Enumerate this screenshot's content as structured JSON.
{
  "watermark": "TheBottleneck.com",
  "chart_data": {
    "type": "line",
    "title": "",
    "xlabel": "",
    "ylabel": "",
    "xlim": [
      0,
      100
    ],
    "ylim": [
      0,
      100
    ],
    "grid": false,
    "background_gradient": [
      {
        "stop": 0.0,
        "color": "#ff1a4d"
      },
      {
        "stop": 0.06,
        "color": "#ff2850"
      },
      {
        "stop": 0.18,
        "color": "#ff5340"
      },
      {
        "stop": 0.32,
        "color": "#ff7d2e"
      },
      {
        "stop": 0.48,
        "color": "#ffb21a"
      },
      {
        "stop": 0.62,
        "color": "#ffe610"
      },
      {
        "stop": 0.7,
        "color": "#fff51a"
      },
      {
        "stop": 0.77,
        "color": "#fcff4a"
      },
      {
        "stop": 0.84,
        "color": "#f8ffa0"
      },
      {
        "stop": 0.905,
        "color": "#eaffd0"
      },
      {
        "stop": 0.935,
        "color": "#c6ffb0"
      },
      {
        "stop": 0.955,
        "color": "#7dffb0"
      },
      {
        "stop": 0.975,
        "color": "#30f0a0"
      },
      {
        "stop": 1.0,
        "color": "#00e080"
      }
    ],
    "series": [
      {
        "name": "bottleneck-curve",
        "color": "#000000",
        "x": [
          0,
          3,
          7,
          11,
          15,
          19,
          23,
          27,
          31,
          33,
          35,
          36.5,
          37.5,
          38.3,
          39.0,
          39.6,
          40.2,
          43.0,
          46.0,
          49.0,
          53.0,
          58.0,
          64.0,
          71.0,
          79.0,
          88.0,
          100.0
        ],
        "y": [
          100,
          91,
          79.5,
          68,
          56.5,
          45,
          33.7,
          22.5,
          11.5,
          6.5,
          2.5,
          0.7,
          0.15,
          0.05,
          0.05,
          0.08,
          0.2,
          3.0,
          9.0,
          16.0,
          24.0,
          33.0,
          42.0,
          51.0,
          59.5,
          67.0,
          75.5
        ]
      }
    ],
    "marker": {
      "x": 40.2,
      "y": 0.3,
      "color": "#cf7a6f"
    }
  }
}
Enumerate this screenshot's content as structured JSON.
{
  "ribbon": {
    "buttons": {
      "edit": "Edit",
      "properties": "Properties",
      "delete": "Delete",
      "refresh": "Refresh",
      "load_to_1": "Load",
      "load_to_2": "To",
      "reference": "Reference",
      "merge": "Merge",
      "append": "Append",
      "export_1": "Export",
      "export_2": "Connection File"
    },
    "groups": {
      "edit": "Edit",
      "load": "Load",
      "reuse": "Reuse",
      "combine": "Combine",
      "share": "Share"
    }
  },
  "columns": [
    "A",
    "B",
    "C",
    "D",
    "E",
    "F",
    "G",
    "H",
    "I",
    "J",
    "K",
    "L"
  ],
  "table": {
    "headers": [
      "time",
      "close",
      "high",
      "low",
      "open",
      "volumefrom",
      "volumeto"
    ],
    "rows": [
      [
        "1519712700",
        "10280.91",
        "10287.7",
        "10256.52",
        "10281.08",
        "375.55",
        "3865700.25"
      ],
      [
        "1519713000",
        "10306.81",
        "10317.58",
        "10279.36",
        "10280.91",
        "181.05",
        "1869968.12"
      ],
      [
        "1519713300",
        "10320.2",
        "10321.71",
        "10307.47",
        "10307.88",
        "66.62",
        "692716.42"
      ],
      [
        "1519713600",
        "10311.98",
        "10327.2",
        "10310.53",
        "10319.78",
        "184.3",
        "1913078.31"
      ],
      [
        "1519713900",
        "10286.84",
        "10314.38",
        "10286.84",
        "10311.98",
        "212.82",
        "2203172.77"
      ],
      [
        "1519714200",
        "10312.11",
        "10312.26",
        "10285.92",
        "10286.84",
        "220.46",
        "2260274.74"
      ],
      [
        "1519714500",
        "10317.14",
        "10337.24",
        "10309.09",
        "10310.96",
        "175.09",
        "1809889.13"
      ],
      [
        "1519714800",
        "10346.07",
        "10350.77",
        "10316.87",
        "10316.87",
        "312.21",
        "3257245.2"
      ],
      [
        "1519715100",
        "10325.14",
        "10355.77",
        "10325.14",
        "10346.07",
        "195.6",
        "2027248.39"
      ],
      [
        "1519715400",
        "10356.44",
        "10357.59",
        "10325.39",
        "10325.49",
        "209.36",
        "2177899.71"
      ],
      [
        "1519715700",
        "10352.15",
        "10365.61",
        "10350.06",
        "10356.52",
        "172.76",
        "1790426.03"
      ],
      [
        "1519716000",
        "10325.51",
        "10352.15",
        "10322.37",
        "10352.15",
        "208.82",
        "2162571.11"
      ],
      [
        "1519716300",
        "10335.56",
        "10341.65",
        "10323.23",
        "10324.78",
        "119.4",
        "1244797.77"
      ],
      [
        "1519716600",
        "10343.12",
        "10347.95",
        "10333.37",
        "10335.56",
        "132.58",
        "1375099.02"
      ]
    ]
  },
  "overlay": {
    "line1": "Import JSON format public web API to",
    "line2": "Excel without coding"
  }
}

#####

WORK REQUIRED: Retype all the records, matching them exactly.

OUTPUT OF THE TASK:
Enumerate this screenshot's content as structured JSON.
{
  "watermark": "TheBottleneck.com",
  "chart_data": {
    "type": "line",
    "title": "",
    "xlabel": "",
    "ylabel": "",
    "xlim": [
      0,
      100
    ],
    "ylim": [
      0,
      100
    ],
    "grid": false,
    "background_gradient": [
      {
        "stop": 0.0,
        "color": "#ff1a4d"
      },
      {
        "stop": 0.06,
        "color": "#ff2850"
      },
      {
        "stop": 0.18,
        "color": "#ff5340"
      },
      {
        "stop": 0.32,
        "color": "#ff7d2e"
      },
      {
        "stop": 0.48,
        "color": "#ffb21a"
      },
      {
        "stop": 0.62,
        "color": "#ffe610"
      },
      {
        "stop": 0.7,
        "color": "#fff51a"
      },
      {
        "stop": 0.77,
        "color": "#fcff4a"
      },
      {
        "stop": 0.84,
        "color": "#f8ffa0"
      },
      {
        "stop": 0.905,
        "color": "#eaffd0"
      },
      {
        "stop": 0.935,
        "color": "#c6ffb0"
      },
      {
        "stop": 0.955,
        "color": "#7dffb0"
      },
      {
        "stop": 0.975,
        "color": "#30f0a0"
      },
      {
        "stop": 1.0,
        "color": "#00e080"
      }
    ],
    "series": [
      {
        "name": "bottleneck-curve",
        "color": "#000000",
        "x": [
          0,
          3,
          7,
          11,
          15,
          19,
          23,
          27,
          31,
          33,
          35,
          36.5,
          37.5,
          38.3,
          39.0,
          39.6,
          40.2,
          43.0,
          46.0,
          49.0,
          53.0,
          58.0,
          64.0,
          71.0,
          79.0,
          88.0,
          100.0
        ],
        "y": [
          100,
          91,
          79.5,
          68,
          56.5,
          45,
          33.7,
          22.5,
          11.5,
          6.5,
          2.5,
          0.7,
          0.15,
          0.05,
          0.05,
          0.08,
          0.2,
          3.0,
          9.0,
          16.0,
          24.0,
          33.0,
          42.0,
          51.0,
          59.5,
          67.0,
          75.5
        ]
      }
    ],
    "marker": {
      "x": 40.2,
      "y": 0.3,
      "color": "#cf7a6f"
    }
  }
}
Enumerate this screenshot's content as structured JSON.
{
  "ribbon": {
    "buttons": {
      "edit": "Edit",
      "properties": "Properties",
      "delete": "Delete",
      "refresh": "Refresh",
      "load_to_1": "Load",
      "load_to_2": "To",
      "reference": "Reference",
      "merge": "Merge",
      "append": "Append",
      "export_1": "Export",
      "export_2": "Connection File"
    },
    "groups": {
      "edit": "Edit",
      "load": "Load",
      "reuse": "Reuse",
      "combine": "Combine",
      "share": "Share"
    }
  },
  "columns": [
    "A",
    "B",
    "C",
    "D",
    "E",
    "F",
    "G",
    "H",
    "I",
    "J",
    "K",
    "L"
  ],
  "table": {
    "headers": [
      "time",
      "close",
      "high",
      "low",
      "open",
      "volumefrom",
      "volumeto"
    ],
    "rows": [
      [
        "1519712700",
        "10280.91",
        "10287.7",
        "10256.52",
        "10281.08",
        "375.55",
        "3865700.25"
      ],
      [
        "1519713000",
        "10306.81",
        "10317.58",
        "10279.36",
        "10280.91",
        "181.05",
        "1869968.12"
      ],
      [
        "1519713300",
        "10320.2",
        "10321.71",
        "10307.47",
        "10307.88",
        "66.62",
        "692716.42"
      ],
      [
        "1519713600",
        "10311.98",
        "10327.2",
        "10310.53",
        "10319.78",
        "184.3",
        "1913078.31"
      ],
      [
        "1519713900",
        "10286.84",
        "10314.38",
        "10286.84",
        "10311.98",
        "212.82",
        "2203172.77"
      ],
      [
        "1519714200",
        "10312.11",
        "10312.26",
        "10285.92",
        "10286.84",
        "220.46",
        "2260274.74"
      ],
      [
        "1519714500",
        "10317.14",
        "10337.24",
        "10309.09",
        "10310.96",
        "175.09",
        "1809889.13"
      ],
      [
        "1519714800",
        "10346.07",
        "10350.77",
        "10316.87",
        "10316.87",
        "312.21",
        "3257245.2"
      ],
      [
        "1519715100",
        "10325.14",
        "10355.77",
        "10325.14",
        "10346.07",
        "195.6",
        "2027248.39"
      ],
      [
        "1519715400",
        "10356.44",
        "10357.59",
        "10325.39",
        "10325.49",
        "209.36",
        "2177899.71"
      ],
      [
        "1519715700",
        "10352.15",
        "10365.61",
        "10350.06",
        "10356.52",
        "172.76",
        "1790426.03"
      ],
      [
        "1519716000",
        "10325.51",
        "10352.15",
        "10322.37",
        "10352.15",
        "208.82",
        "2162571.11"
      ],
      [
        "1519716300",
        "10335.56",
        "10341.65",
        "10323.23",
        "10324.78",
        "119.4",
        "1244797.77"
      ],
      [
        "1519716600",
        "10343.12",
        "10347.95",
        "10333.37",
        "10335.56",
        "132.58",
        "1375099.02"
      ]
    ]
  },
  "overlay": {
    "line1": "Import JSON format public web API to",
    "line2": "Excel without coding"
  }
}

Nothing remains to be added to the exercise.